▶ _PROBLEM_
Return every line of the data below that includes the string "الترمذي".

▶ _TASK INPUT_
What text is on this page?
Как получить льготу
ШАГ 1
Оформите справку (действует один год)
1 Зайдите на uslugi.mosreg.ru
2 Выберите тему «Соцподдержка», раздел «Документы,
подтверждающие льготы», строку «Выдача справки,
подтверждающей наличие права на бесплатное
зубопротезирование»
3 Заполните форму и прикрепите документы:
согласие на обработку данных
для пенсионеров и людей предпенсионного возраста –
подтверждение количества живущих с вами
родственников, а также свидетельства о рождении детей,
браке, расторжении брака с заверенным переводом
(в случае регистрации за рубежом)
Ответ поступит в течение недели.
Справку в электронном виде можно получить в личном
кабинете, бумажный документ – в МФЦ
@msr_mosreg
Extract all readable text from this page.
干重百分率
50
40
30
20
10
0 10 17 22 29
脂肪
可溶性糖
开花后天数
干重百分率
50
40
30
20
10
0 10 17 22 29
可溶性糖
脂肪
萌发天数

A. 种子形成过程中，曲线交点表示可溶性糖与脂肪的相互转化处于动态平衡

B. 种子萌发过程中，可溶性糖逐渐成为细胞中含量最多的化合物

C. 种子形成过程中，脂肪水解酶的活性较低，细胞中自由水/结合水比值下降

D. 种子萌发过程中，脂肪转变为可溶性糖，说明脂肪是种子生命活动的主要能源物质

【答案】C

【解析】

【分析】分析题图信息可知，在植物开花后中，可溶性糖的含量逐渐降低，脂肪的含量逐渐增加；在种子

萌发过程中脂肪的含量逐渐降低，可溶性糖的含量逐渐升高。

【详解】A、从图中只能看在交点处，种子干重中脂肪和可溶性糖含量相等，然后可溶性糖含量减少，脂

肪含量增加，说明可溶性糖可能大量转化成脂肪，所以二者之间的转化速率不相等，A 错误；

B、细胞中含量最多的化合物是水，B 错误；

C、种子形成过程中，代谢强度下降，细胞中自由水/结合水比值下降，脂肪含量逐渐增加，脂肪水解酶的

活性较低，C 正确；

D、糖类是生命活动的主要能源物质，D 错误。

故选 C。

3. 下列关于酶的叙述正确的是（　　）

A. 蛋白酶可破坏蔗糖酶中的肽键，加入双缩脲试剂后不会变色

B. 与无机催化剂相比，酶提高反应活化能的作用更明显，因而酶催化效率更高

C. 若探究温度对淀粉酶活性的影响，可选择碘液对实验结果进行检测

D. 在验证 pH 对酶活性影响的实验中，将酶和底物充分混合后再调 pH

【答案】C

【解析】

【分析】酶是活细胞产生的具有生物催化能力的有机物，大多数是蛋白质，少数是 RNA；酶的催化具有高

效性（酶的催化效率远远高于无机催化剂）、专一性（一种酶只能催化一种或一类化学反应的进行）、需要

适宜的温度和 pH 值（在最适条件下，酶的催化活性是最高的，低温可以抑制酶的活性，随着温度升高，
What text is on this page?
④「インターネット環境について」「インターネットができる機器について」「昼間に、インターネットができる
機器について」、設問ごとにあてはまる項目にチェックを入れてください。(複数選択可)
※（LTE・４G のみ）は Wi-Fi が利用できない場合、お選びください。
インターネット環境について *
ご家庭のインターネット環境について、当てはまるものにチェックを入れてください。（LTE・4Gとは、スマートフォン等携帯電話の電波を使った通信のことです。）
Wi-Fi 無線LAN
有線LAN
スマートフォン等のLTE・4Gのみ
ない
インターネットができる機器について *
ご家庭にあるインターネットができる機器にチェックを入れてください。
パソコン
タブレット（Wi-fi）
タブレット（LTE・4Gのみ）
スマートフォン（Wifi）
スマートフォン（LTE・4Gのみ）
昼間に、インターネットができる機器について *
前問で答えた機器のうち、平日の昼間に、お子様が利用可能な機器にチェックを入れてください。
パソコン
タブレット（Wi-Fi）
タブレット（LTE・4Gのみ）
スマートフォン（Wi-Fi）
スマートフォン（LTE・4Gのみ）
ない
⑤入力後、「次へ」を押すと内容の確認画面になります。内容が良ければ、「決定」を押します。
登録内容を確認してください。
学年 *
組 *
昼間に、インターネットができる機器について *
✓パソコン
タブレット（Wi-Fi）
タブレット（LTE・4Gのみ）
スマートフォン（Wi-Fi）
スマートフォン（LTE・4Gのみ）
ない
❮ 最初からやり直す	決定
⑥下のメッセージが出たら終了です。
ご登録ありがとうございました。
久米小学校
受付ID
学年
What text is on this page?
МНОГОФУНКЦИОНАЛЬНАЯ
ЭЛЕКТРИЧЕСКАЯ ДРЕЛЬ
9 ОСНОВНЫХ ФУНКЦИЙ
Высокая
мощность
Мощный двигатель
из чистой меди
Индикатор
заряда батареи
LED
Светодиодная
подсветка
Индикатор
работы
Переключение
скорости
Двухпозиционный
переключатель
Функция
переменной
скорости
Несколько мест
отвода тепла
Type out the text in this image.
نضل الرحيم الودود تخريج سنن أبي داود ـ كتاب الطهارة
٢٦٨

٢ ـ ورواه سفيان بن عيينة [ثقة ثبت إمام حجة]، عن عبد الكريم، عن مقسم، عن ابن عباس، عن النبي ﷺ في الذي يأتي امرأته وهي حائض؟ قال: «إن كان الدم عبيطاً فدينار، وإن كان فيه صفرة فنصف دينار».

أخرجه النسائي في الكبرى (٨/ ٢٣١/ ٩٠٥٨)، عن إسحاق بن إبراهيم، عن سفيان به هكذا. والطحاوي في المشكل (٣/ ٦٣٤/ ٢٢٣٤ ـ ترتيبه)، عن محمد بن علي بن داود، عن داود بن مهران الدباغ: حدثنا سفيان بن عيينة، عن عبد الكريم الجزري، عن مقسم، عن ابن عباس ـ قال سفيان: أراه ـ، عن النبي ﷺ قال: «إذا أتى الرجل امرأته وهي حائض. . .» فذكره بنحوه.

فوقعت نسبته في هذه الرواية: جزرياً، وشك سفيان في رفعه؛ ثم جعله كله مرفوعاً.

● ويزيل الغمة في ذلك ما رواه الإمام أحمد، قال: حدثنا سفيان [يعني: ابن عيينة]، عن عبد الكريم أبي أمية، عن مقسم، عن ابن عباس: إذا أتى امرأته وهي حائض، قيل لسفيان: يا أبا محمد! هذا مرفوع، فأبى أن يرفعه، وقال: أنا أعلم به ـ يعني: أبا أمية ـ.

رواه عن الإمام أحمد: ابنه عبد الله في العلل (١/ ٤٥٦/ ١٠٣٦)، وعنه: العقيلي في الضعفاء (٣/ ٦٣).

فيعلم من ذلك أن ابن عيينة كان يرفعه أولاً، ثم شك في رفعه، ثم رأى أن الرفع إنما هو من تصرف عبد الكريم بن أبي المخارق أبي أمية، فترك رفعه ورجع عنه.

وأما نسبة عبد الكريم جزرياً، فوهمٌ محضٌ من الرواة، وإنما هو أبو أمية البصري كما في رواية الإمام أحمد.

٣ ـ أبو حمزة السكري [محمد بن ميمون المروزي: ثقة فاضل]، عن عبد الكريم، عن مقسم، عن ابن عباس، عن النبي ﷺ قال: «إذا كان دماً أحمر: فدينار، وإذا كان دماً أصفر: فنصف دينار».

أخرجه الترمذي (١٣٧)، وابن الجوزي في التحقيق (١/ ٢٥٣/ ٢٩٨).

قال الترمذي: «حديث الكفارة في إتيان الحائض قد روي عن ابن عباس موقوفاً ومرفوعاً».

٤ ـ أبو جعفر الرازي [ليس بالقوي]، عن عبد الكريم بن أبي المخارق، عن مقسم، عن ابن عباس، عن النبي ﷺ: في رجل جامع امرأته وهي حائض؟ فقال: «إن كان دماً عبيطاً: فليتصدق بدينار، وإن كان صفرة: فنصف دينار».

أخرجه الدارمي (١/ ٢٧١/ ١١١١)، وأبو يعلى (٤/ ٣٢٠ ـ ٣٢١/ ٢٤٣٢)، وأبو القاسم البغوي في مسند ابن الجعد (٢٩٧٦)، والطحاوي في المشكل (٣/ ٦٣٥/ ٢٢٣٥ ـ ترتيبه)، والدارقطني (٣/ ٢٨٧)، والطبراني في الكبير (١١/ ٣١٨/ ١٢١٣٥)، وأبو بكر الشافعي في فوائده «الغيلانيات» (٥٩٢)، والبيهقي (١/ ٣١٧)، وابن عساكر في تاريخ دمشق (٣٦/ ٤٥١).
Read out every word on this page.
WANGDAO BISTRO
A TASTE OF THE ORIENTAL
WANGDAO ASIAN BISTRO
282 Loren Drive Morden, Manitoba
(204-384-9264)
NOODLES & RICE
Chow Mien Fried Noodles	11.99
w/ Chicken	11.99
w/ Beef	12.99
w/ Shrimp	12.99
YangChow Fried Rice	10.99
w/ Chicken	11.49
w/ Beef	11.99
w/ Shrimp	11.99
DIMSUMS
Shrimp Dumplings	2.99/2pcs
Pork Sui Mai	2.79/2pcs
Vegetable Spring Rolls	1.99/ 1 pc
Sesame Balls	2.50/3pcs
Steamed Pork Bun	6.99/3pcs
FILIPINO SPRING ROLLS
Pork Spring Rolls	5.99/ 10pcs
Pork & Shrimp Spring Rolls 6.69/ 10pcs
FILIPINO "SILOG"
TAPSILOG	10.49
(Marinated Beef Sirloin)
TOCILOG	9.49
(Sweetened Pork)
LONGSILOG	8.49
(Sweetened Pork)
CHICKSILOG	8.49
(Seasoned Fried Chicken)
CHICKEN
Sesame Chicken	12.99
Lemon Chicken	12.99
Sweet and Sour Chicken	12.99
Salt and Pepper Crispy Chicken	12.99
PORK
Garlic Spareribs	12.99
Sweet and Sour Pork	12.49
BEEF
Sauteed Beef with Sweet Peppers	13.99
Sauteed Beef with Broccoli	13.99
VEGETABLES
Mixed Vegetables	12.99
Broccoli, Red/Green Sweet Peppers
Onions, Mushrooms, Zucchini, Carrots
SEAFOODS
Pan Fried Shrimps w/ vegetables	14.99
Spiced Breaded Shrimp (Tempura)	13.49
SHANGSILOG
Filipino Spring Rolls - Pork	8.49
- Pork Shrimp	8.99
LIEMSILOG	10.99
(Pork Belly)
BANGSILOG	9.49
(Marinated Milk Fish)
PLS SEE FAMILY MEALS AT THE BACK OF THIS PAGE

▶ _ANSWER BELOW_
أخرجه الترمذي (١٣٧)، وابن الجوزي في التحقيق (١/ ٢٥٣/ ٢٩٨).
قال الترمذي: «حديث الكفارة في إتيان الحائض قد روي عن ابن عباس موقوفاً ومرفوعاً».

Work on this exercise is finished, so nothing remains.